• _SET TASK_
Calculate how many lines in the following records hold the word "Аренда", and report that number without comment.

(Items from a dataset)

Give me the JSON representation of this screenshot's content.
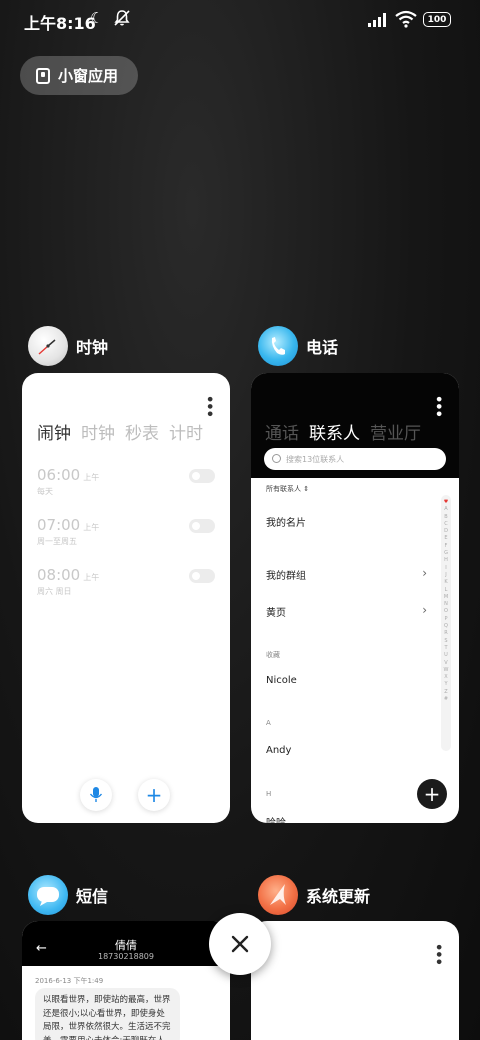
{
  "status_bar": {
    "time": "上午8:16",
    "battery": "100"
  },
  "floating_chip": {
    "label": "小窗应用"
  },
  "apps": {
    "clock": {
      "title": "时钟",
      "tabs": [
        "闹钟",
        "时钟",
        "秒表",
        "计时"
      ],
      "alarms": [
        {
          "time": "06:00",
          "ampm": "上午",
          "repeat": "每天"
        },
        {
          "time": "07:00",
          "ampm": "上午",
          "repeat": "周一至周五"
        },
        {
          "time": "08:00",
          "ampm": "上午",
          "repeat": "周六 周日"
        }
      ]
    },
    "phone": {
      "title": "电话",
      "tabs": [
        "通话",
        "联系人",
        "营业厅"
      ],
      "search_placeholder": "搜索13位联系人",
      "filter": "所有联系人 ⇕",
      "my_card": "我的名片",
      "my_groups": "我的群组",
      "yellow_pages": "黄页",
      "favorites_header": "收藏",
      "favorite_contact": "Nicole",
      "section_a": "A",
      "contact_a": "Andy",
      "section_h": "H",
      "contact_h": "哈哈",
      "alphabet": [
        "♥",
        "A",
        "B",
        "C",
        "D",
        "E",
        "F",
        "G",
        "H",
        "I",
        "J",
        "K",
        "L",
        "M",
        "N",
        "O",
        "P",
        "Q",
        "R",
        "S",
        "T",
        "U",
        "V",
        "W",
        "X",
        "Y",
        "Z",
        "#"
      ]
    },
    "sms": {
      "title": "短信",
      "contact_name": "倩倩",
      "contact_number": "18730218809",
      "date": "2016-6-13 下午1:49",
      "message": "以眼看世界，即使站的最高，世界还是很小;以心看世界，即使身处局限，世界依然很大。生活远不完美，需要用心去体会;无聊既在人"
    },
    "update": {
      "title": "系统更新"
    }
  },
  "colors": {
    "accent_blue": "#1e88e5",
    "background": "#161616"
  }
}
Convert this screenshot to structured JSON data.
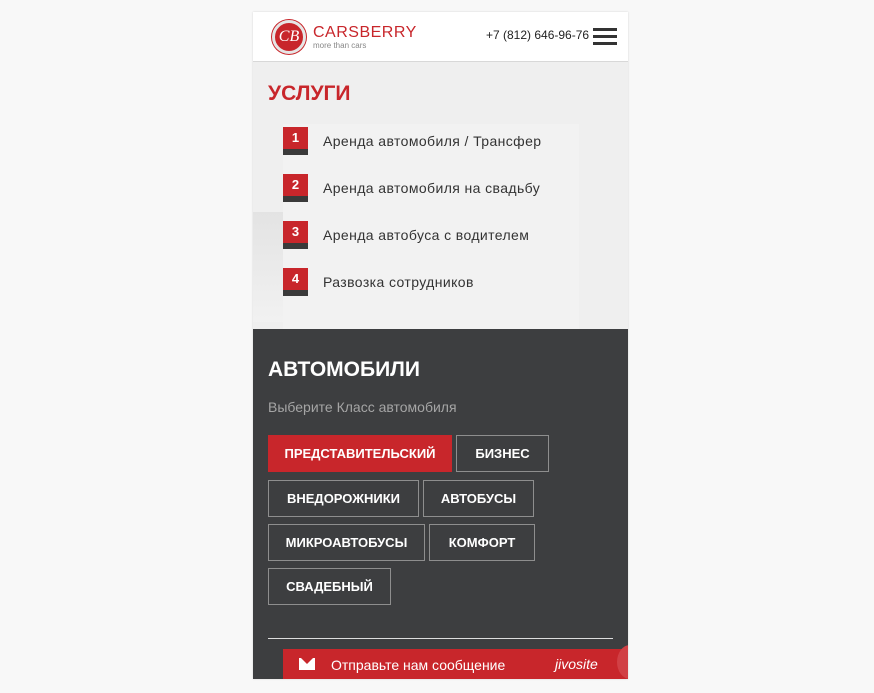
{
  "header": {
    "logo_monogram": "CB",
    "logo_name": "CARSBERRY",
    "logo_tagline": "more than cars",
    "phone": "+7 (812) 646-96-76"
  },
  "services": {
    "title": "УСЛУГИ",
    "items": [
      {
        "num": "1",
        "label": "Аренда автомобиля / Трансфер"
      },
      {
        "num": "2",
        "label": "Аренда автомобиля на свадьбу"
      },
      {
        "num": "3",
        "label": "Аренда автобуса с водителем"
      },
      {
        "num": "4",
        "label": "Развозка сотрудников"
      }
    ]
  },
  "cars": {
    "title": "АВТОМОБИЛИ",
    "subtitle": "Выберите Класс автомобиля",
    "classes": [
      {
        "label": "ПРЕДСТАВИТЕЛЬСКИЙ",
        "active": true
      },
      {
        "label": "БИЗНЕС",
        "active": false
      },
      {
        "label": "ВНЕДОРОЖНИКИ",
        "active": false
      },
      {
        "label": "АВТОБУСЫ",
        "active": false
      },
      {
        "label": "МИКРОАВТОБУСЫ",
        "active": false
      },
      {
        "label": "КОМФОРТ",
        "active": false
      },
      {
        "label": "СВАДЕБНЫЙ",
        "active": false
      }
    ]
  },
  "chat": {
    "label": "Отправьте нам сообщение",
    "brand": "jivosite"
  },
  "colors": {
    "accent": "#c8262b",
    "dark_section": "#3d3e40"
  }
}
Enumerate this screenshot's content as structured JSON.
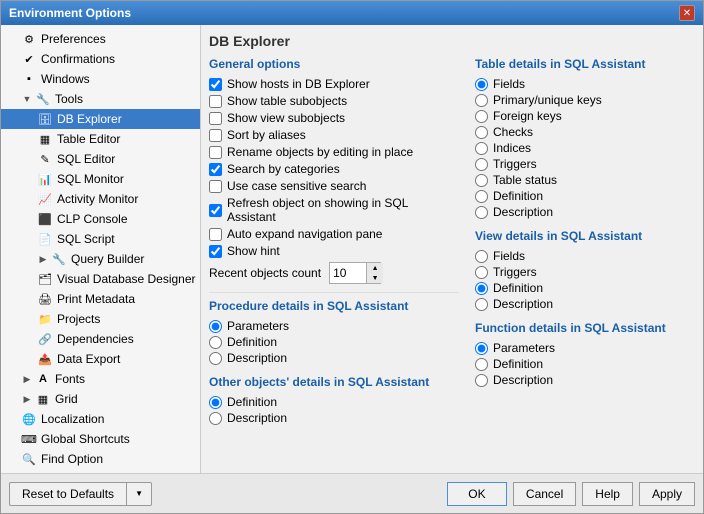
{
  "window": {
    "title": "Environment Options",
    "close_icon": "✕"
  },
  "sidebar": {
    "items": [
      {
        "label": "Preferences",
        "icon": "⚙",
        "indent": 1,
        "type": "item"
      },
      {
        "label": "Confirmations",
        "icon": "✔",
        "indent": 1,
        "type": "item"
      },
      {
        "label": "Windows",
        "icon": "▪",
        "indent": 1,
        "type": "item"
      },
      {
        "label": "Tools",
        "icon": "🔧",
        "indent": 1,
        "type": "expand",
        "expanded": true
      },
      {
        "label": "DB Explorer",
        "icon": "🗄",
        "indent": 2,
        "type": "item",
        "selected": true
      },
      {
        "label": "Table Editor",
        "icon": "▦",
        "indent": 2,
        "type": "item"
      },
      {
        "label": "SQL Editor",
        "icon": "✎",
        "indent": 2,
        "type": "item"
      },
      {
        "label": "SQL Monitor",
        "icon": "📊",
        "indent": 2,
        "type": "item"
      },
      {
        "label": "Activity Monitor",
        "icon": "📈",
        "indent": 2,
        "type": "item"
      },
      {
        "label": "CLP Console",
        "icon": "⬛",
        "indent": 2,
        "type": "item"
      },
      {
        "label": "SQL Script",
        "icon": "📄",
        "indent": 2,
        "type": "item"
      },
      {
        "label": "Query Builder",
        "icon": "🔧",
        "indent": 2,
        "type": "expand"
      },
      {
        "label": "Visual Database Designer",
        "icon": "🗂",
        "indent": 2,
        "type": "item"
      },
      {
        "label": "Print Metadata",
        "icon": "🖨",
        "indent": 2,
        "type": "item"
      },
      {
        "label": "Projects",
        "icon": "📁",
        "indent": 2,
        "type": "item"
      },
      {
        "label": "Dependencies",
        "icon": "🔗",
        "indent": 2,
        "type": "item"
      },
      {
        "label": "Data Export",
        "icon": "📤",
        "indent": 2,
        "type": "item"
      },
      {
        "label": "Fonts",
        "icon": "A",
        "indent": 1,
        "type": "expand"
      },
      {
        "label": "Grid",
        "icon": "▦",
        "indent": 1,
        "type": "expand"
      },
      {
        "label": "Localization",
        "icon": "🌐",
        "indent": 1,
        "type": "item"
      },
      {
        "label": "Global Shortcuts",
        "icon": "⌨",
        "indent": 1,
        "type": "item"
      },
      {
        "label": "Find Option",
        "icon": "🔍",
        "indent": 1,
        "type": "item"
      }
    ]
  },
  "panel": {
    "title": "DB Explorer",
    "general_options": {
      "label": "General options",
      "checkboxes": [
        {
          "label": "Show hosts in DB Explorer",
          "checked": true
        },
        {
          "label": "Show table subobjects",
          "checked": false
        },
        {
          "label": "Show view subobjects",
          "checked": false
        },
        {
          "label": "Sort by aliases",
          "checked": false
        },
        {
          "label": "Rename objects by editing in place",
          "checked": false
        },
        {
          "label": "Search by categories",
          "checked": true
        },
        {
          "label": "Use case sensitive search",
          "checked": false
        },
        {
          "label": "Refresh object on showing in SQL Assistant",
          "checked": true
        },
        {
          "label": "Auto expand navigation pane",
          "checked": false
        },
        {
          "label": "Show hint",
          "checked": true
        }
      ],
      "recent_objects_label": "Recent objects count",
      "recent_objects_value": "10"
    },
    "procedure_details": {
      "label": "Procedure details in SQL Assistant",
      "options": [
        {
          "label": "Parameters",
          "selected": true
        },
        {
          "label": "Definition",
          "selected": false
        },
        {
          "label": "Description",
          "selected": false
        }
      ]
    },
    "other_objects": {
      "label": "Other objects' details in SQL Assistant",
      "options": [
        {
          "label": "Definition",
          "selected": true
        },
        {
          "label": "Description",
          "selected": false
        }
      ]
    },
    "table_details": {
      "label": "Table details in SQL Assistant",
      "options": [
        {
          "label": "Fields",
          "selected": true
        },
        {
          "label": "Primary/unique keys",
          "selected": false
        },
        {
          "label": "Foreign keys",
          "selected": false
        },
        {
          "label": "Checks",
          "selected": false
        },
        {
          "label": "Indices",
          "selected": false
        },
        {
          "label": "Triggers",
          "selected": false
        },
        {
          "label": "Table status",
          "selected": false
        },
        {
          "label": "Definition",
          "selected": false
        },
        {
          "label": "Description",
          "selected": false
        }
      ]
    },
    "view_details": {
      "label": "View details in SQL Assistant",
      "options": [
        {
          "label": "Fields",
          "selected": false
        },
        {
          "label": "Triggers",
          "selected": false
        },
        {
          "label": "Definition",
          "selected": true
        },
        {
          "label": "Description",
          "selected": false
        }
      ]
    },
    "function_details": {
      "label": "Function details in SQL Assistant",
      "options": [
        {
          "label": "Parameters",
          "selected": true
        },
        {
          "label": "Definition",
          "selected": false
        },
        {
          "label": "Description",
          "selected": false
        }
      ]
    }
  },
  "bottom": {
    "reset_label": "Reset to Defaults",
    "arrow": "▼",
    "ok_label": "OK",
    "cancel_label": "Cancel",
    "help_label": "Help",
    "apply_label": "Apply"
  }
}
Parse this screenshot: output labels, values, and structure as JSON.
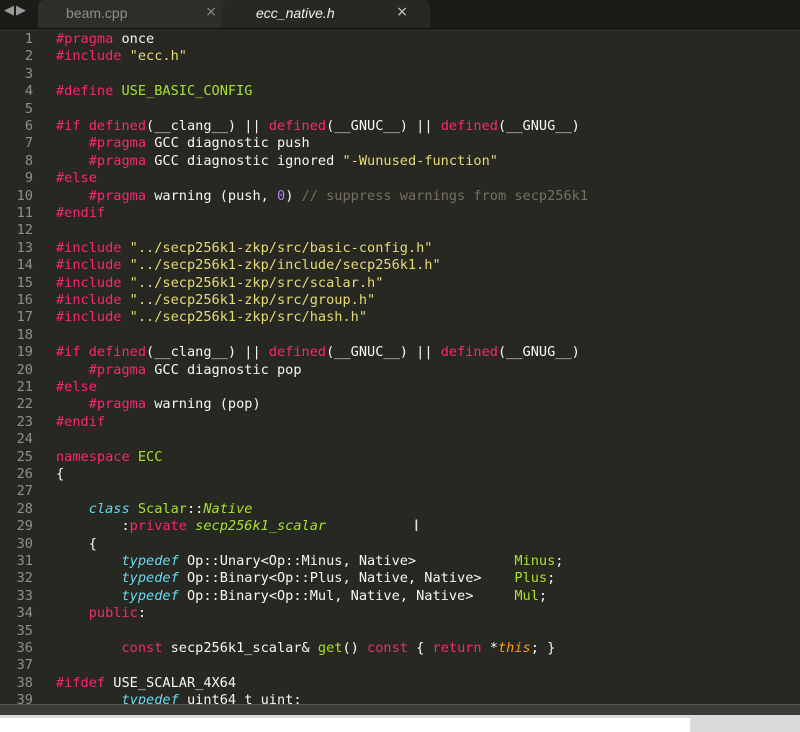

• _CORRECT ANSWER_
3